Monday, August 08, 2011

`Push Out with the Skunk-Cabbage in the Spring'

In May 1850, Thoreau pens an early paean to multicultural open-mindedness:

“I pray to be delivered from narrowness, partiality, exaggeration, bigotry. To the philosopher all sects, all nations, are alike. I like Brahma, Hari, Buddha, the Great Spirit, as well as God.” 

Fortunately, Thoreau confines this thought to his journal, and ninety-six years later J.V. Cunningham neatly refutes it with an epigram: 

“This Humanist whom no belief constrained
Grew so broad-minded he was scatter-brained.”

• Records for this task

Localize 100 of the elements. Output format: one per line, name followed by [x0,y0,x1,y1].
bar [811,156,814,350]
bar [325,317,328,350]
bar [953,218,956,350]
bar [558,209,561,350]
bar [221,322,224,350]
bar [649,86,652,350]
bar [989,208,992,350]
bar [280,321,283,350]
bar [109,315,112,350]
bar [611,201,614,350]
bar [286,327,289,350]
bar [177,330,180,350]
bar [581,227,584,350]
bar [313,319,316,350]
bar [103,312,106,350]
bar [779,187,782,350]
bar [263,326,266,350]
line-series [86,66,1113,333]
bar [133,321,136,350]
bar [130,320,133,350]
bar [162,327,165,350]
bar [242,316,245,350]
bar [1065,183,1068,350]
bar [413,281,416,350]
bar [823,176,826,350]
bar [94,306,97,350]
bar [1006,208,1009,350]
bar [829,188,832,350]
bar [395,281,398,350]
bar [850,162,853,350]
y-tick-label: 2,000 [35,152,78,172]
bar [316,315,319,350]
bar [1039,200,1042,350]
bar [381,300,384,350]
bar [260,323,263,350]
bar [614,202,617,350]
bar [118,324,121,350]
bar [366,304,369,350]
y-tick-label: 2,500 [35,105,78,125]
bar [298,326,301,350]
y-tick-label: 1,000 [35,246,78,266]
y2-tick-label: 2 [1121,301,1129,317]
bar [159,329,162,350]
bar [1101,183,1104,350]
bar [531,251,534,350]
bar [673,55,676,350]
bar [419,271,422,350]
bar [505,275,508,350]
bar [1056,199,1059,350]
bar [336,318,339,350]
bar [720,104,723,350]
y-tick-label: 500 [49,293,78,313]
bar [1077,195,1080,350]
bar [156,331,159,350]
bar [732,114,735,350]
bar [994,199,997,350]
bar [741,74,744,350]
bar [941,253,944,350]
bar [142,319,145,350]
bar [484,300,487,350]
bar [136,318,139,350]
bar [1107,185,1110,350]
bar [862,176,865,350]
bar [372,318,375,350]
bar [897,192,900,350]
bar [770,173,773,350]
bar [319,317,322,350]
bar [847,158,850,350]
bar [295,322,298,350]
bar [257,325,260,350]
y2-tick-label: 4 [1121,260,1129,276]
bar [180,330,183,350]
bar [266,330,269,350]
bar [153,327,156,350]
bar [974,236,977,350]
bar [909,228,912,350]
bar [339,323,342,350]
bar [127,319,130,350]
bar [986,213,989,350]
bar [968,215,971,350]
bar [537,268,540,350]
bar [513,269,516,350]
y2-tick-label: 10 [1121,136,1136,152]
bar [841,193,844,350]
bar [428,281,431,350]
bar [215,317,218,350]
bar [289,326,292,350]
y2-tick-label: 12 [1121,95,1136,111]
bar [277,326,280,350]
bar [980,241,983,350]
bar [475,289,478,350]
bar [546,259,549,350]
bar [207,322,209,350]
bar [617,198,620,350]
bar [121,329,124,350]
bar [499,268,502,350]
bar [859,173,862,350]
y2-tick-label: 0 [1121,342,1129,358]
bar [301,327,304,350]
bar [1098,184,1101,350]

• Requirement 1
Give the lines of the records as a JSON list of strings, one string per line and no blank lines, starting at the first line of the records and ending at the line with "bar [770,173,773,350]".
• Requirement 2
Continue the post on Thoreau and Cunningham from its final sentence.
The records have no connection to the post about Thoreau's journal entry.

• Answer 1
[
  "Localize 100 of the elements. Output format: one per line, name followed by [x0,y0,x1,y1].",
  "bar [811,156,814,350]",
  "bar [325,317,328,350]",
  "bar [953,218,956,350]",
  "bar [558,209,561,350]",
  "bar [221,322,224,350]",
  "bar [649,86,652,350]",
  "bar [989,208,992,350]",
  "bar [280,321,283,350]",
  "bar [109,315,112,350]",
  "bar [611,201,614,350]",
  "bar [286,327,289,350]",
  "bar [177,330,180,350]",
  "bar [581,227,584,350]",
  "bar [313,319,316,350]",
  "bar [103,312,106,350]",
  "bar [779,187,782,350]",
  "bar [263,326,266,350]",
  "line-series [86,66,1113,333]",
  "bar [133,321,136,350]",
  "bar [130,320,133,350]",
  "bar [162,327,165,350]",
  "bar [242,316,245,350]",
  "bar [1065,183,1068,350]",
  "bar [413,281,416,350]",
  "bar [823,176,826,350]",
  "bar [94,306,97,350]",
  "bar [1006,208,1009,350]",
  "bar [829,188,832,350]",
  "bar [395,281,398,350]",
  "bar [850,162,853,350]",
  "y-tick-label: 2,000 [35,152,78,172]",
  "bar [316,315,319,350]",
  "bar [1039,200,1042,350]",
  "bar [381,300,384,350]",
  "bar [260,323,263,350]",
  "bar [614,202,617,350]",
  "bar [118,324,121,350]",
  "bar [366,304,369,350]",
  "y-tick-label: 2,500 [35,105,78,125]",
  "bar [298,326,301,350]",
  "y-tick-label: 1,000 [35,246,78,266]",
  "y2-tick-label: 2 [1121,301,1129,317]",
  "bar [159,329,162,350]",
  "bar [1101,183,1104,350]",
  "bar [531,251,534,350]",
  "bar [673,55,676,350]",
  "bar [419,271,422,350]",
  "bar [505,275,508,350]",
  "bar [1056,199,1059,350]",
  "bar [336,318,339,350]",
  "bar [720,104,723,350]",
  "y-tick-label: 500 [49,293,78,313]",
  "bar [1077,195,1080,350]",
  "bar [156,331,159,350]",
  "bar [732,114,735,350]",
  "bar [994,199,997,350]",
  "bar [741,74,744,350]",
  "bar [941,253,944,350]",
  "bar [142,319,145,350]",
  "bar [484,300,487,350]",
  "bar [136,318,139,350]",
  "bar [1107,185,1110,350]",
  "bar [862,176,865,350]",
  "bar [372,318,375,350]",
  "bar [897,192,900,350]",
  "bar [770,173,773,350]"
]

• Answer 2
What follows in Thoreau’s journal is more interesting. There’s a gap, noted by the journal’s editors as “[Part of leaf missing here.],” followed by this: 

“A page with as true and inevitable and deep a meaning as a hillside, a book which Nature shall own as her own flower, her own leaves; with whose leaves her own shall rustle in sympathy imperishable and russet; which shall push out with the skunk-cabbage in the spring. I am not offended by the odor of the skunk in passing by sacred places. I am invigorated rather. It is a reminiscence of immortality borne on the gale. O thou partial world, when wilt thou know God? I would as soon transplant this vegetable to Polynesia or to heaven with me as the violet.” 

We don’t know what preceded this entry, but Thoreau’s journal, especially in its early years, is a gathering of sparks, hot and briefly illuminating like those struck by steel off flint. Only later and haltingly did he consistently catch fire. The skunk-cabbage passage reads like another of Thoreau’s writerly pep talks to himself. A year earlier he had published A Week on the Concord and Merrimack Rivers, which one hundred sixty-two years later remains unjustly unread. The publication of Walden was four years away; his death, at age forty-four, twelve years.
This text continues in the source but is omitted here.